--- Start of Document text ---

# Computational Practical - Introduction to Python, Simulations and Data Handling with Pandas

Throughout this practical we're going to first: 
- Set up Anaconda/Visual Studio and make sure everyone knows how to create an environment to run code 
- Simulate and visualise Brownian Motion 
- Save and Load a large Data File with our simulator 
- Data Handling with our new data! 

## 1. Recap on Brownian Motion 

Brownian motion refers to the random and continuous movement of particles in fluids (liquids or gases), which occurs due to collisions between the particles. This phenomenon was first observed by the Scottish botanist Robert Brown in 1827. The motion is independent, with each step being random and unrelated to the previous one, often modeled using a 'random walk'. Over time, the distance a particle travels from its starting position forms a Gaussian distribution, expanding as time progresses.

Key factors that amplify the motion of particles include increased temperature (leading to more energy and hence, more motion), less viscous solutions (making it easier for particles to move), and smaller particle sizes (as smaller particles move faster and travel further compared to larger particles). In colloids, Brownian motion prevents the larger particles from settling down due to gravity, keeping them suspended in the solution.

Examples of Brownian motion are evident in the diffusion process and can be observed in experiments involving the tracking of fluorescent dyes in solutions. Notable figures in the study of Brownian motion include Albert Einstein, who published the first paper on the topic, and Jean Baptiste Perrin, who was awarded the Nobel Prize in Physics in 1926 for his contribution to the understanding of Brownian motion. The research in this area continues today, focusing on various aspects including mathematical modeling of the motion.

## 2. Formulas needed for Brownian Motion

#### One-Dimensional Brownian Motion:

In a standard one-dimensional Brownian motion $B_t$, the change $ \Delta B_t $ over an interval $ \Delta t$ is given by:

$$ \Delta B_t \sim N(0, \Delta t) $$

Where:
- $ \Delta B_t $: Change in position
- $N(0, \Delta t)$: Normally distributed random variable with mean $0$ and variance $ \Delta t $

#### Two-Dimensional Brownian Motion:

In two dimensions, the $x$ and $y$ coordinates, $ (X_t, Y_t) $, evolve independently as:

$$ \Delta X_t \sim N(0, \Delta t) $$
$$ \Delta Y_t \sim N(0, \Delta t) $$

Where:
- $ \Delta X_t $, $\Delta Y_t$: Change in x and y coordinates respectively
- $ N(0, \Delta t) $: Normally distributed random variable with mean 0 and variance $ \Delta t $

#### General Form:

The general form of Brownian motion, $ B_t $, at time $ t $can be expressed as:

$$ B_t = \sqrt{t} \cdot Z $$

Where:
- $ B_t $: Position at time $ t $
- $ \sqrt{t} $: Square root of time
- $ Z $: Standard normal random variable ($ Z \sim N(0, 1)$)

--- End of Document text ---
--- Start of Dataset rows ---

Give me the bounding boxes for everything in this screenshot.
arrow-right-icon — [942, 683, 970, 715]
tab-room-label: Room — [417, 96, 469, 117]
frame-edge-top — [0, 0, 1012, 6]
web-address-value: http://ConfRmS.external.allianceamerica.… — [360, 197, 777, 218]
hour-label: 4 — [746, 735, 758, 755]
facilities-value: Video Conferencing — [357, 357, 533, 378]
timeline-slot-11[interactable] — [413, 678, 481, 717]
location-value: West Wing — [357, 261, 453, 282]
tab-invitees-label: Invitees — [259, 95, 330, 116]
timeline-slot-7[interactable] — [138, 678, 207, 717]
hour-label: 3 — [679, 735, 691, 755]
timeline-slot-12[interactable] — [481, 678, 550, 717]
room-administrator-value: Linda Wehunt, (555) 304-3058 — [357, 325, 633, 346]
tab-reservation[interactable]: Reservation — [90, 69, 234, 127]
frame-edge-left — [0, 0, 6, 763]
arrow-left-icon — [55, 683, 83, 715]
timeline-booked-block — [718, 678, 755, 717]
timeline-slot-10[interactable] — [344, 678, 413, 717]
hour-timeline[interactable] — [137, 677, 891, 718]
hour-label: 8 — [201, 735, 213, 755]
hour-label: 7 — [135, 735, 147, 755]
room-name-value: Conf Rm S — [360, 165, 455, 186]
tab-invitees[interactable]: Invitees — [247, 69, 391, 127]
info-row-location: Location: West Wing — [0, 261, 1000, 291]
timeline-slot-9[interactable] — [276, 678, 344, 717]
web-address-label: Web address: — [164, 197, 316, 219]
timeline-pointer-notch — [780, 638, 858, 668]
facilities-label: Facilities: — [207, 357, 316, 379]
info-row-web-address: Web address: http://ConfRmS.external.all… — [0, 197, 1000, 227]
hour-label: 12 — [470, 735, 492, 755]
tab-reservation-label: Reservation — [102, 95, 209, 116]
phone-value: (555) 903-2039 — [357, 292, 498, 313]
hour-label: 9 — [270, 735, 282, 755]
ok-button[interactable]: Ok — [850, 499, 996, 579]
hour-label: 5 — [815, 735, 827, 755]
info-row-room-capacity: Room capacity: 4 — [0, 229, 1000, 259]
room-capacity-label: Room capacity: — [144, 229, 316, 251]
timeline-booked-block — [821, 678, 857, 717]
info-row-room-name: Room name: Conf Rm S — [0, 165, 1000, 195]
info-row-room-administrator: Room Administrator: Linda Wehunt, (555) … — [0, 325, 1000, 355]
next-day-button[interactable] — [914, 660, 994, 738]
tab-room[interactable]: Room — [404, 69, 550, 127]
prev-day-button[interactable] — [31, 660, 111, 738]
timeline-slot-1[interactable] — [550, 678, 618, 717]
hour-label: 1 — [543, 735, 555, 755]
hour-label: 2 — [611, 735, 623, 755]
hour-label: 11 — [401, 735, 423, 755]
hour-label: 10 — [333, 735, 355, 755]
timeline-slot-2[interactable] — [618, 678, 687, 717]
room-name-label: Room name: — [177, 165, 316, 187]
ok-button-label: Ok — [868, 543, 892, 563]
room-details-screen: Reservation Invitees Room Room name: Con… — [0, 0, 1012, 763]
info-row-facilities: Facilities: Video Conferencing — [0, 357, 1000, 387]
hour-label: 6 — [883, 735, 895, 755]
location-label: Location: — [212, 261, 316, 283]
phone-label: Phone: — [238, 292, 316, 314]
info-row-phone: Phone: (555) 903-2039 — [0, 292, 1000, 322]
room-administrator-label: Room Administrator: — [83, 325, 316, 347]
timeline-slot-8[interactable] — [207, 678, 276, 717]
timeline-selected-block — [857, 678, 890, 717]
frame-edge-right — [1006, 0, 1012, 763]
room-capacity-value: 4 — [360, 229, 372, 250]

--- End of Dataset rows ---

__Required tasks__.
1. According to the Brownian motion practical, who received the 1926 Nobel Prize in Physics for work on Brownian motion?
2. Pick up the Brownian motion practical where it stops and keep writing.

__In response__.
1. Jean Baptiste Perrin

2.
## 3. So how do we transition from Code to Simulation? Can we simulate this?

Sometimes it can be tricky to transition from theory to simulation, so let's go through it step by step. Write a function/class what ever you want that simulates this in one dimension as a function of time. 

In [1]:
import numpy as np 
import matplotlib.pyplot as plt 

Can you plot this? (Lorenzo is going to show you how to plot this and make it pretty in the next practical!)

## Two Dimensional Simulation: Can you simulate two dimensional brownian motion? How would you plot this?

See if you can get this yourself! You can either write your own function or create a new one! It's up to you! :) 

In [4]:
#put your code here to simulate and plot brownian motion


Great now you know how to simulate Brownian Motion! Your next step is to see if you can save it! Usually when we handle large datasets in science, we use a python library called pandas. It's a great way to handle our data easy and efficiently. So make sure you have it installed!

In [26]:
#put your code here to write it as a file with pandas and save that file

Here we saved it to a csv file, but there is lots of ways you can save them, including npz, excel etc. When your in the lab sometimes you'll be handling weird files, so make sure to look up on pandas the way to save and load them! 

Next step is to load them!

In [27]:
#write your code here to load the data

Now our data is nice and clean and all the numbers are there. But in real life, we usually don't have such a nice dataset and data is usually missing! So I'm going to make our data look a bit more realistic. 

In [28]:
def introduce_missing_values(df, missing_fraction=0.1):

    df_with_nans = df.copy()
    total_values = df_with_nans.size
    num_missing = int(total_values * missing_fraction)
    for _ in range(num_missing):
        row_idx = np.random.randint(0, len(df_with_nans))
        col_idx = np.random.randint(0, len(df_with_nans.columns))
        df_with_nans.iat[row_idx, col_idx] = np.nan
    
    return df_with_nans

messy_dataset = introduce_missing_values(dataset, missing_fraction=0.1)


How to view the dataset?

In [5]:
#print the dataset 


How to identify missing values?

In [6]:
#write code here to identy the missing values 

## How to handle those missing values?

In [32]:
#write a code to get rid of the missing values 

## Or how about selecting certain columns or rows? Or caluculating statistics?

In [34]:
#write code to get some stats on the dataset 

# Analysis of Brownian Motion Dataset

In this section, we will perform various calculations and analyses on the 2D Brownian motion dataset to understand various aspects of Brownian motion.

## 1. Calculation of Mean Squared Displacement (MSD)

One of the fundamental quantities to compute for particles undergoing Brownian motion is the Mean Squared Displacement (MSD). It gives insight into the spatial extent of the particle's motion, which is central in determining the diffusive properties of the particle.

### Calculating MSD:

$$ MSD(t) = \langle (x(t) - x(0))^2 \rangle $$

Where $x(t)$ and $x(0)$ are the positions of the particle at time $t$ and initial time respectively.


In [35]:
#write the above to calculate the MSD

## 2. Estimating Diffusion Coefficient

The diffusion coefficient is a fundamental parameter in the analysis of Brownian motion. It can be estimated from the MSD as:
 
$$D= \frac{MSD(t)}{4t}$$
 
This is for a 2D Brownian motion.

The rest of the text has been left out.